▶ [PROBLEM DETAILS] Show all lines that include the string "plus"; copy each one.

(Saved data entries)

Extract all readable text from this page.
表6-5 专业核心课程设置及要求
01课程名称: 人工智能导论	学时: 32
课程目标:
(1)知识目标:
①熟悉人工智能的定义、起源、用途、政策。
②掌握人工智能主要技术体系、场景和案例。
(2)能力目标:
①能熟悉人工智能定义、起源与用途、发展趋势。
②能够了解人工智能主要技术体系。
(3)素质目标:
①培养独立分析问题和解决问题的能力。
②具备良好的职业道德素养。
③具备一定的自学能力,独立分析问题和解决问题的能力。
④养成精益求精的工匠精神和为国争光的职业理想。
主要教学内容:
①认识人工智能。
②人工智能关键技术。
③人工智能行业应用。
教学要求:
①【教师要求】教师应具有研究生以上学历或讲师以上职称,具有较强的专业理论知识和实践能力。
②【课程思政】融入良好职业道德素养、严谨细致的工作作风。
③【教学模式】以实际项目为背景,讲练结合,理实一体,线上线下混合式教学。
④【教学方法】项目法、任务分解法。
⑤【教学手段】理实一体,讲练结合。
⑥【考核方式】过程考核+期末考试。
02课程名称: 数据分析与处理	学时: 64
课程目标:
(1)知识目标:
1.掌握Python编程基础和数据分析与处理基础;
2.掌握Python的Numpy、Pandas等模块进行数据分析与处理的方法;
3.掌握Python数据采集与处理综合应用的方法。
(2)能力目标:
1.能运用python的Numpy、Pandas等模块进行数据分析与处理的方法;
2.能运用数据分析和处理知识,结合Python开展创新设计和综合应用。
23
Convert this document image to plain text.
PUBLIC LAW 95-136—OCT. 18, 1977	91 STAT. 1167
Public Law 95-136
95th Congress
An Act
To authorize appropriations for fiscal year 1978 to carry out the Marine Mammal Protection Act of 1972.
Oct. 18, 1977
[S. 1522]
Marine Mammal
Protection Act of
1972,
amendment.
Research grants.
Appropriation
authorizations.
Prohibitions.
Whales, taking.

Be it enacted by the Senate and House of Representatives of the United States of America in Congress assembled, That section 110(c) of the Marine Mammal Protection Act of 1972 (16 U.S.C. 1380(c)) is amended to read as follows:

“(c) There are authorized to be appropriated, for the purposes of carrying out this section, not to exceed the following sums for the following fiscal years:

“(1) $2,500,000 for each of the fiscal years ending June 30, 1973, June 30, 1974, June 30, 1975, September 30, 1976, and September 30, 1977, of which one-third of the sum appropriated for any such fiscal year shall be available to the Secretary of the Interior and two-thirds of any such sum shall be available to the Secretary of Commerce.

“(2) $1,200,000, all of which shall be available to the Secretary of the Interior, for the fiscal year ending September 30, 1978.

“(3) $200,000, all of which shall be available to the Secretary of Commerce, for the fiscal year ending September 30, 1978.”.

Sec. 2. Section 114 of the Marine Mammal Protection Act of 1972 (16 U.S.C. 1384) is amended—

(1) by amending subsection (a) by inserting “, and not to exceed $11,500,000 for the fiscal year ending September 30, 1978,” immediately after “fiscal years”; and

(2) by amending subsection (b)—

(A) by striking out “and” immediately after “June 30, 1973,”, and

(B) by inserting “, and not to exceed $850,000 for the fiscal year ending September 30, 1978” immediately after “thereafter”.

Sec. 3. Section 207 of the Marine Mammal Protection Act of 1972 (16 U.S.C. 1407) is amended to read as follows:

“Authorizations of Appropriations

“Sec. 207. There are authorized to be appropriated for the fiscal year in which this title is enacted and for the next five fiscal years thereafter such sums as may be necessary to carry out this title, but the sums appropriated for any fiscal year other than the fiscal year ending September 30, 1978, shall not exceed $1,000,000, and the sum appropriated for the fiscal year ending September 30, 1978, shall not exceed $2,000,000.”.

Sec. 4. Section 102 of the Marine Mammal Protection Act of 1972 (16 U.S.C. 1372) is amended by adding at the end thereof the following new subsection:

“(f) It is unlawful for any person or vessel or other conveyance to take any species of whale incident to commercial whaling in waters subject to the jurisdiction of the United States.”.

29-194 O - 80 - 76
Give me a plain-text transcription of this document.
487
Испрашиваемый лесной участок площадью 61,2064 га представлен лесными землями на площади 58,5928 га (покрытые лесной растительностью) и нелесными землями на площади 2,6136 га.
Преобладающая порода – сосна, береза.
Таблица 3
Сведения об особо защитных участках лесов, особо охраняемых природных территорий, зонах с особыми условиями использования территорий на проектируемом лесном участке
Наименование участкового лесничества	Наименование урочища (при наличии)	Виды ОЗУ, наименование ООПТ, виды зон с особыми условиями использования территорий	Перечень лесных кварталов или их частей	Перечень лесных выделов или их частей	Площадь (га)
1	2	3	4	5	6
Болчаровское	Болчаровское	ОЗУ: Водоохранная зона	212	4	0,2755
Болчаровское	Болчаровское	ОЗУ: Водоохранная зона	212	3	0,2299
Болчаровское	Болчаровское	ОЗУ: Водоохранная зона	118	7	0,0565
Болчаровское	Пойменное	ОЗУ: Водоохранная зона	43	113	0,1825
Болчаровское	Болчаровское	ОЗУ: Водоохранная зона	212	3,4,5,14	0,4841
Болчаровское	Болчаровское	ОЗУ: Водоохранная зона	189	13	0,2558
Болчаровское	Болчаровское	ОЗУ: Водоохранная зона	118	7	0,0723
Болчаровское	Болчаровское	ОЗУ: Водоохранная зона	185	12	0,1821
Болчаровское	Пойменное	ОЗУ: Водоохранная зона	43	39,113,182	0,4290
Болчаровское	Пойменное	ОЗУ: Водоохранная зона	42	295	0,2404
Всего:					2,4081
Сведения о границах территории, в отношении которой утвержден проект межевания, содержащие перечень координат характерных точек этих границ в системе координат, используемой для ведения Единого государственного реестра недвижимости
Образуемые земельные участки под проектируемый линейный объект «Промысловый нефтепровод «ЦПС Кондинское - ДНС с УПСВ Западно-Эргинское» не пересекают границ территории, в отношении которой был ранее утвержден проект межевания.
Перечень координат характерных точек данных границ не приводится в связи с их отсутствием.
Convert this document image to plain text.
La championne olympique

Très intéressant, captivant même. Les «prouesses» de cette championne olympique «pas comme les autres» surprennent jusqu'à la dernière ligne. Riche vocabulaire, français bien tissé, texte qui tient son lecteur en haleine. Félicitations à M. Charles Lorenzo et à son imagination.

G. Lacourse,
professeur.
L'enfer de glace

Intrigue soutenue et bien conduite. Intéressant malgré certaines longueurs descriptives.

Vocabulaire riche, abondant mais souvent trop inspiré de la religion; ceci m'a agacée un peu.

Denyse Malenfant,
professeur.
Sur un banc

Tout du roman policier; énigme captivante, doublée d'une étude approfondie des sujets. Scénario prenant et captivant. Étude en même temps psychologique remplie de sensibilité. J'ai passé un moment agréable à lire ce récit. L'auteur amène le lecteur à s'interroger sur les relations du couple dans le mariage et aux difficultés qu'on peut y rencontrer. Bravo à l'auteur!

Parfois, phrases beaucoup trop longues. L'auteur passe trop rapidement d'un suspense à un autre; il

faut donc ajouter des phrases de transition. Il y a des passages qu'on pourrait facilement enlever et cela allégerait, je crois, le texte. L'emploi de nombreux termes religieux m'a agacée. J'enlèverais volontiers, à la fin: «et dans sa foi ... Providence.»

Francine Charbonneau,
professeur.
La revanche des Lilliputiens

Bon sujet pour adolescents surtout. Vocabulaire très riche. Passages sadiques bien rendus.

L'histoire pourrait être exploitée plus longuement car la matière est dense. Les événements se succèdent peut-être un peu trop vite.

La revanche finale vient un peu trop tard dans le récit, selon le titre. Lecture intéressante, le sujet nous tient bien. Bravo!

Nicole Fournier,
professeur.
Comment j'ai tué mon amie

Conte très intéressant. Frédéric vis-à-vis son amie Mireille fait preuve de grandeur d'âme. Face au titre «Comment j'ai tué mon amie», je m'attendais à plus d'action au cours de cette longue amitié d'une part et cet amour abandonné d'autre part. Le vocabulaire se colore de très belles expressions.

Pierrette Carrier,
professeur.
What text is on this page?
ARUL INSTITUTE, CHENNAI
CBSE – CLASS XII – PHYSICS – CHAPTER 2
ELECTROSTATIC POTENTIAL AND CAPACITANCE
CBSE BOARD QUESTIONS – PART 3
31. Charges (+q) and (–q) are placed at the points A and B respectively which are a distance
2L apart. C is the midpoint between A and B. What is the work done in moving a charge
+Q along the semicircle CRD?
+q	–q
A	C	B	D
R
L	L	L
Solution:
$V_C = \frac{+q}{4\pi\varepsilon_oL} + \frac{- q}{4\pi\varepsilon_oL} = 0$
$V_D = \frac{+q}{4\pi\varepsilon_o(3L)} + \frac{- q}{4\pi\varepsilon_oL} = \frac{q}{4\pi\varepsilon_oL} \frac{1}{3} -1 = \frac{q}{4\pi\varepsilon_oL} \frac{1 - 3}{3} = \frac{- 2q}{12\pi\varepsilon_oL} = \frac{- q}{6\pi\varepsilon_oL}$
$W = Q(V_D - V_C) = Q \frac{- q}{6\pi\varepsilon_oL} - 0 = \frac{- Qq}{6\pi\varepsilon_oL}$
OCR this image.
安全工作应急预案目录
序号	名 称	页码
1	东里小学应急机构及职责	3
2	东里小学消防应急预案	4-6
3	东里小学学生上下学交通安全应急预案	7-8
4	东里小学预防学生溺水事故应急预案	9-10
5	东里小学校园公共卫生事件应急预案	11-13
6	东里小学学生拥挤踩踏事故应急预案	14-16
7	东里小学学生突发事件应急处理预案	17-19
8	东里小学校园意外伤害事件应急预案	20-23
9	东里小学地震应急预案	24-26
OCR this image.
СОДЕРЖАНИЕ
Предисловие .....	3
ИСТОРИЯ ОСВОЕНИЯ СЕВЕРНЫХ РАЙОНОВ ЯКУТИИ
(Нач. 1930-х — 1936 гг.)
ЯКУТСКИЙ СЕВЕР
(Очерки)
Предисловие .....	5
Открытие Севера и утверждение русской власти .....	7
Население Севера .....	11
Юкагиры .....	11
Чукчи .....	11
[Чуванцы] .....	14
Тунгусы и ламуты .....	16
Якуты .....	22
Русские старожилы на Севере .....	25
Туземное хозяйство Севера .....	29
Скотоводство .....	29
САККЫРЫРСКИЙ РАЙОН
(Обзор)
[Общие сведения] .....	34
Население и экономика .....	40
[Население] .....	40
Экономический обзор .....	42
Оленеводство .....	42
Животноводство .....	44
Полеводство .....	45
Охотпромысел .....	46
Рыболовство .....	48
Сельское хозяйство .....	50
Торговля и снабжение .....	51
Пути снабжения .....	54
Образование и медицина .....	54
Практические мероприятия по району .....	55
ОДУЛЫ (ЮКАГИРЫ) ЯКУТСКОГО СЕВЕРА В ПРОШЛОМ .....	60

▶ [SOLUTION BELOW]
L'histoire pourrait être exploitée plus longuement car la matière est dense. Les événements se succèdent peut-être un peu trop vite.
Conte très intéressant. Frédéric vis-à-vis son amie Mireille fait preuve de grandeur d'âme. Face au titre «Comment j'ai tué mon amie», je m'attendais à plus d'action au cours de cette longue amitié d'une part et cet amour abandonné d'autre part. Le vocabulaire se colore de très belles expressions.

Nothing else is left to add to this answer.